- RECORDS FOR THE TASK -
• • • • • • •
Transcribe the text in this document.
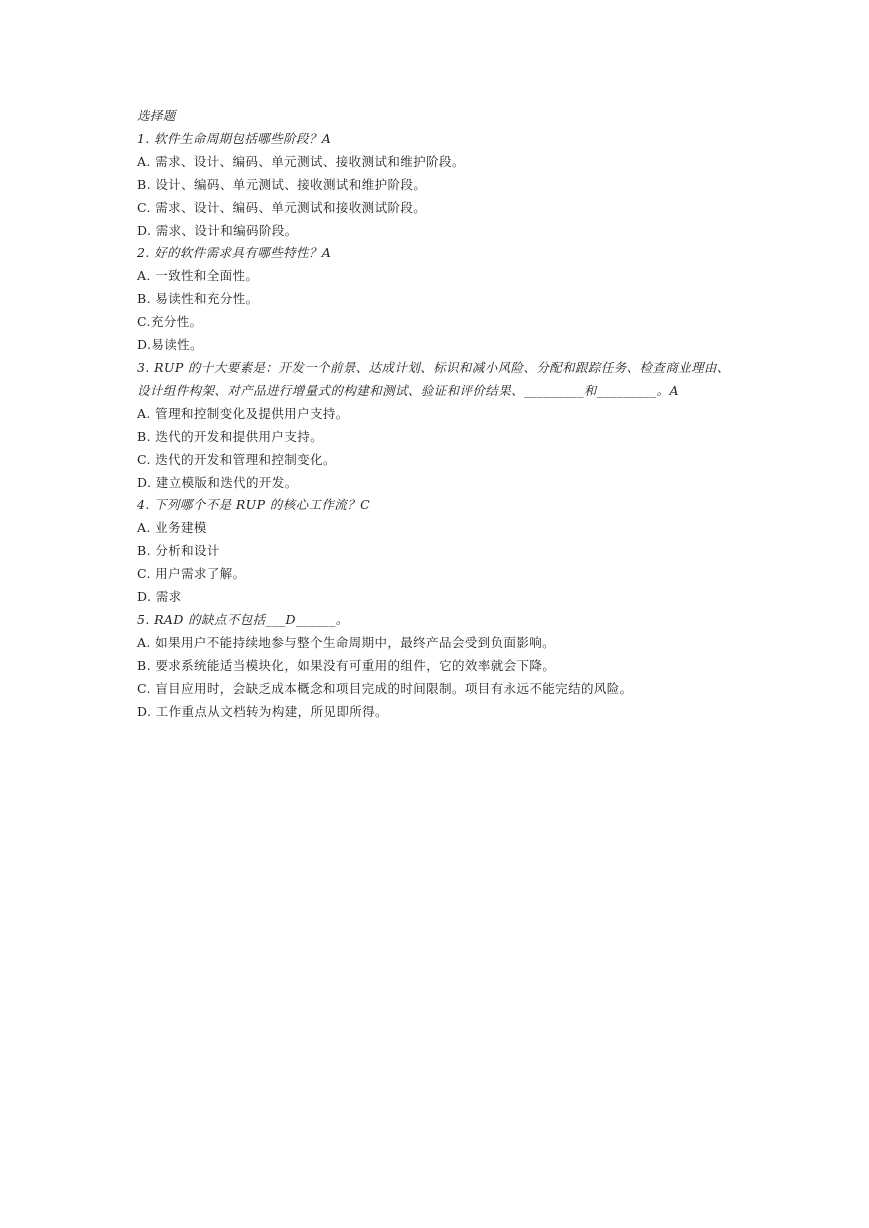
选择题
1. 软件生命周期包括哪些阶段？A
A. 需求、设计、编码、单元测试、接收测试和维护阶段。
B. 设计、编码、单元测试、接收测试和维护阶段。
C. 需求、设计、编码、单元测试和接收测试阶段。
D. 需求、设计和编码阶段。
2. 好的软件需求具有哪些特性？A
A. 一致性和全面性。
B. 易读性和充分性。
C.充分性。
D.易读性。
3. RUP 的十大要素是：开发一个前景、达成计划、标识和减小风险、分配和跟踪任务、检查商业理由、设计组件构架、对产品进行增量式的构建和测试、验证和评价结果、_________和_________。A
A. 管理和控制变化及提供用户支持。
B. 迭代的开发和提供用户支持。
C. 迭代的开发和管理和控制变化。
D. 建立模版和迭代的开发。
4. 下列哪个不是 RUP 的核心工作流？C
A. 业务建模
B. 分析和设计
C. 用户需求了解。
D. 需求
5. RAD 的缺点不包括___D______。
A. 如果用户不能持续地参与整个生命周期中，最终产品会受到负面影响。
B. 要求系统能适当模块化，如果没有可重用的组件，它的效率就会下降。
C. 盲目应用时，会缺乏成本概念和项目完成的时间限制。项目有永远不能完结的风险。
D. 工作重点从文档转为构建，所见即所得。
• • • • • • •
- INSTRUCTIONS FOR THE TASK -
Reproduce each line word for word and drop the pictures.

- OUTPUT BELOW -
Transcribe the text in this document.
选择题
1. 软件生命周期包括哪些阶段？A
A. 需求、设计、编码、单元测试、接收测试和维护阶段。
B. 设计、编码、单元测试、接收测试和维护阶段。
C. 需求、设计、编码、单元测试和接收测试阶段。
D. 需求、设计和编码阶段。
2. 好的软件需求具有哪些特性？A
A. 一致性和全面性。
B. 易读性和充分性。
C.充分性。
D.易读性。
3. RUP 的十大要素是：开发一个前景、达成计划、标识和减小风险、分配和跟踪任务、检查商业理由、设计组件构架、对产品进行增量式的构建和测试、验证和评价结果、_________和_________。A
A. 管理和控制变化及提供用户支持。
B. 迭代的开发和提供用户支持。
C. 迭代的开发和管理和控制变化。
D. 建立模版和迭代的开发。
4. 下列哪个不是 RUP 的核心工作流？C
A. 业务建模
B. 分析和设计
C. 用户需求了解。
D. 需求
5. RAD 的缺点不包括___D______。
A. 如果用户不能持续地参与整个生命周期中，最终产品会受到负面影响。
B. 要求系统能适当模块化，如果没有可重用的组件，它的效率就会下降。
C. 盲目应用时，会缺乏成本概念和项目完成的时间限制。项目有永远不能完结的风险。
D. 工作重点从文档转为构建，所见即所得。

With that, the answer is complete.